[SELECTED EXCERPT]
Last month the Labour Party’s National Constitutional Committee finally got round to dealing with the disciplinary charges against Mike Sivier, a Labour Party member from Wales who runs the pro-Corbyn blog Vox Political.

Sivier was suspended back in May 2017, as a result of allegations of antisemitism. His case came up before the Labour NEC’s disputes panel in January this year, where it was decided that the suspension should be lifted if Sivier agreed to accept antisemitism training from the misnamed Jewish Labour Movement (formerly Poale Zion). Not unreasonably, given that JLM is a hardline Zionist organisation that has played a disgraceful role in the witch-hunt over antisemitism in the Labour Party, Sivier declined that offer. As a result his suspension was reimposed and the case was referred to the NCC. Unsurprisingly, given its past record, not to mention the presence of “witchfinder general” Maggie Cosin as chair, the NCC found against Sivier and expelled him from the party for a period of 18 months, at the end of which he can apply to rejoin.

Like other party members accused of antisemitism, Mike Sivier has been on the receiving end of libellous attacks in the media, based on information about his case that was leaked to the right-wing press by individuals within the party apparatus. Sivier has fought back against this, with some degree of success.

[WHAT THIS EXERCISE ASKS]
1. According to the passage on Mike Sivier's expulsion, for how long did the NCC expel him from the Labour Party?
2. Rewrite the passage on Mike Sivier's expulsion between "Last month the" and "blog Vox Political.", inclusive, changing "blog" to "website".
3. Take the passage on Mike Sivier's expulsion further, continuing from its final sentence.
The entries that come next are separate material and are unrelated to the passage on Mike Sivier's expulsion.

Part of a data file

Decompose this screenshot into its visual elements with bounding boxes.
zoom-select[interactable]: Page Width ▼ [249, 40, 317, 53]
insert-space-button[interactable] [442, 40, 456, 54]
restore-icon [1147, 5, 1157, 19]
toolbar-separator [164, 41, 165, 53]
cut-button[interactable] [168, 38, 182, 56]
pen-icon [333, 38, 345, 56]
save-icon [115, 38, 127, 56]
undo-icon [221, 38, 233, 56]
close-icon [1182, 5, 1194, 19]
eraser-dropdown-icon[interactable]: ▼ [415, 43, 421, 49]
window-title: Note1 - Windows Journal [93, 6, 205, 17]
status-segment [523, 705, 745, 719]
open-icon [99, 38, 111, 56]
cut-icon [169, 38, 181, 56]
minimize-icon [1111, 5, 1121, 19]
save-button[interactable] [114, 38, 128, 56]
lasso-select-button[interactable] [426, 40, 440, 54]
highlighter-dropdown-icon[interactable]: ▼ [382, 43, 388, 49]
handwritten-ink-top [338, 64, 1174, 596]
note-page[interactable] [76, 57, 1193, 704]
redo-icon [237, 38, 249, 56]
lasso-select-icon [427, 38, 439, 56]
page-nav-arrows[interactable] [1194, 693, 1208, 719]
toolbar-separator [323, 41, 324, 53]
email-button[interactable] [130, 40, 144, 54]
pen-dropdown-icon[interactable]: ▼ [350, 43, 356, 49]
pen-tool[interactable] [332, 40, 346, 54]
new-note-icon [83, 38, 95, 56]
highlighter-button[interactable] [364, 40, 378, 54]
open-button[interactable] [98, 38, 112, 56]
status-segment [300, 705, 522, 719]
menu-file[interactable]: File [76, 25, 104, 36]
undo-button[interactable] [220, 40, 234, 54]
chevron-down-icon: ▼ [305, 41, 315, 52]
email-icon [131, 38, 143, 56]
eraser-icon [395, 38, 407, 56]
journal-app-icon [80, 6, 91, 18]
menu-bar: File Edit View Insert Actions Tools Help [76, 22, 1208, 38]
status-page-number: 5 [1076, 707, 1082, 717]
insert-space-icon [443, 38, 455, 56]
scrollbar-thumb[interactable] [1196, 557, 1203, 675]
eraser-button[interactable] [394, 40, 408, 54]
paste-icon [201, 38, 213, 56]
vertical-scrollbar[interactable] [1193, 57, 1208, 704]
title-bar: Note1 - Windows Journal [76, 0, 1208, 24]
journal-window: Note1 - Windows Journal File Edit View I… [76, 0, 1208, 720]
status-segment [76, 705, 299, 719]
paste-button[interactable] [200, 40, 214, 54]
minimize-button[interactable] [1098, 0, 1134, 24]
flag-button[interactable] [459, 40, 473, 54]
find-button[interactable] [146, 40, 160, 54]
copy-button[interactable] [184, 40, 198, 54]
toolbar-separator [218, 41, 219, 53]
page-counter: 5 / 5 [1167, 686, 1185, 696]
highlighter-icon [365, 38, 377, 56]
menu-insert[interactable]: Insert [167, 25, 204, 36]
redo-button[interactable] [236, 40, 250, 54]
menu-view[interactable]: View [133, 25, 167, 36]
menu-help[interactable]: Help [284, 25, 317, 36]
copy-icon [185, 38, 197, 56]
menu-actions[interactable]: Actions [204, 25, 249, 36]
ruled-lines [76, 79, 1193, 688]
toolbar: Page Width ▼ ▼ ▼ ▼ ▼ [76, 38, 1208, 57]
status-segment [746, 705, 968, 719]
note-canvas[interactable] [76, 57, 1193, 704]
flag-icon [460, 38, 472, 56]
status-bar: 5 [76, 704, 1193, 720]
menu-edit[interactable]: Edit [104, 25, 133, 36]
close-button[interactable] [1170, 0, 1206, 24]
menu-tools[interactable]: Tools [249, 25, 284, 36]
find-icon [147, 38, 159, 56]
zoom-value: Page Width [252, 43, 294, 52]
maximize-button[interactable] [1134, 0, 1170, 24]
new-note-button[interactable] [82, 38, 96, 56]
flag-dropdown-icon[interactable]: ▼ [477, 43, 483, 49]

[OUTPUTS FOR THE TASKS]
1. For a period of 18 months.

2.
Last month the Labour Party’s National Constitutional Committee finally got round to dealing with the disciplinary charges against Mike Sivier, a Labour Party member from Wales who runs the pro-Corbyn website Vox Political.

3.
One of the false accusations against him, based on a misreading of a clumsily phrased comment, was that he is a Holocaust denier. He forced a retraction from Robert Peston who had made that accusation on his Peston on Sunday show, and IPSO also upheld Sivier’s complaints against the Daily Mail and the Jewish Chronicle who amended their articles accordingly. The Sunday Times, however, still has a report on its website referring to Sivier as a Holocaust denier without even the qualifying use of quotation marks. He is currently organising a crowdfunding appeal to finance court action against those who have defamed him.

The background to all this was the hysteria over antisemitism in the Labour Party that has been whipped up by anti-Corbyn right wingers, inside and outside the party, in co-operation with the Zionist lobby. Many of the resulting accusations of antisemitism against party members have been baseless, but that is not always the case. Gerry Downing, for example, was expelled for propagating conspiracist gibberish about the hegemonic role of the world Jewish-Zionist bourgeoisie. Although I’ve known Gerry for decades and have always liked him personally, I didn’t oppose his expulsion, nor would I support his reinstatement until he repudiates those views and apologises. Then there was Laura Stuart, who was suspended from the party a year ago and is presumably still undergoing an investigation that I hope will result in her expulsion too.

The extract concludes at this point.